===== MATERIAL TO PROCESS

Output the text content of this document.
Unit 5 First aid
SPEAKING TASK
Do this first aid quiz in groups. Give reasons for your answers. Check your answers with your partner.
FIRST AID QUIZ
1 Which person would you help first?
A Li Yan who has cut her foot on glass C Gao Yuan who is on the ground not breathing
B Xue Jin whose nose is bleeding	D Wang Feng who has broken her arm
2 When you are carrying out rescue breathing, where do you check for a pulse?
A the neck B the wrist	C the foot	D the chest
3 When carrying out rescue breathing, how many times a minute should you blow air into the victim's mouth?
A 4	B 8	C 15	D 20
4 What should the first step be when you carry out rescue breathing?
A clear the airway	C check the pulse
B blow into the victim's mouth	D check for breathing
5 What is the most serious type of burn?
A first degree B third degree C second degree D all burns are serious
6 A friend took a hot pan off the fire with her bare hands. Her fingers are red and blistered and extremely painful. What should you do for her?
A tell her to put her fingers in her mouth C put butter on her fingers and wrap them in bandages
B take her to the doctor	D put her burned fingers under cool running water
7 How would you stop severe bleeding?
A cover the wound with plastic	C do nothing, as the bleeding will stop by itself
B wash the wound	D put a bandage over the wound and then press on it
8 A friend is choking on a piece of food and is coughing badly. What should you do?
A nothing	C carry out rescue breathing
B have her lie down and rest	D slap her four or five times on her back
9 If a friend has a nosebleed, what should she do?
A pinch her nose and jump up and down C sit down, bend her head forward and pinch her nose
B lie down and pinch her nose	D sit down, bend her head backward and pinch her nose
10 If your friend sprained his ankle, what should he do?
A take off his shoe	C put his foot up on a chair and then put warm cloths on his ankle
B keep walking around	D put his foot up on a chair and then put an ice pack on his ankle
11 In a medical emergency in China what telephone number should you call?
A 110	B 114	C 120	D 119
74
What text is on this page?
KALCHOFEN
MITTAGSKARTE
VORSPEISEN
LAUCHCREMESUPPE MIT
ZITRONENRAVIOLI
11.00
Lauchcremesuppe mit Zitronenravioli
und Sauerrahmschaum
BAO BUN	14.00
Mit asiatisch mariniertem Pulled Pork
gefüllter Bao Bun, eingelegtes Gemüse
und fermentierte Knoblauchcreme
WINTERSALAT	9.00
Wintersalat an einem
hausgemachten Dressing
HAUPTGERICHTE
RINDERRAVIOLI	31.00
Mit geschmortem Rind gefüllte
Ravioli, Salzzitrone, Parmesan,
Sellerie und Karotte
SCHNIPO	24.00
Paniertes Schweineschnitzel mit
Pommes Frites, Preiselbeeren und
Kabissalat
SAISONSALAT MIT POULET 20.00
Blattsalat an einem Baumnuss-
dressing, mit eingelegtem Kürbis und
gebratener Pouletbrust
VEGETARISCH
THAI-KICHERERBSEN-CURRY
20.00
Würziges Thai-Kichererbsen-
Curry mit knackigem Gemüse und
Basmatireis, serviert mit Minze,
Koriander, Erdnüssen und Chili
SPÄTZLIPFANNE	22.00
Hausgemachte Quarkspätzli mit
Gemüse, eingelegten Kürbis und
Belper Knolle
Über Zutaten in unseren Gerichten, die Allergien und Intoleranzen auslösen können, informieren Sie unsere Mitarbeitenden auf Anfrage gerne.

==========

- [WRITTEN EXERCISE]
Using the records above, list each line that includes "then".

- [OUTPUT FOR THIS EXERCISE]
B wash the wound	D put a bandage over the wound and then press on it
A take off his shoe	C put his foot up on a chair and then put warm cloths on his ankle
B keep walking around	D put his foot up on a chair and then put an ice pack on his ankle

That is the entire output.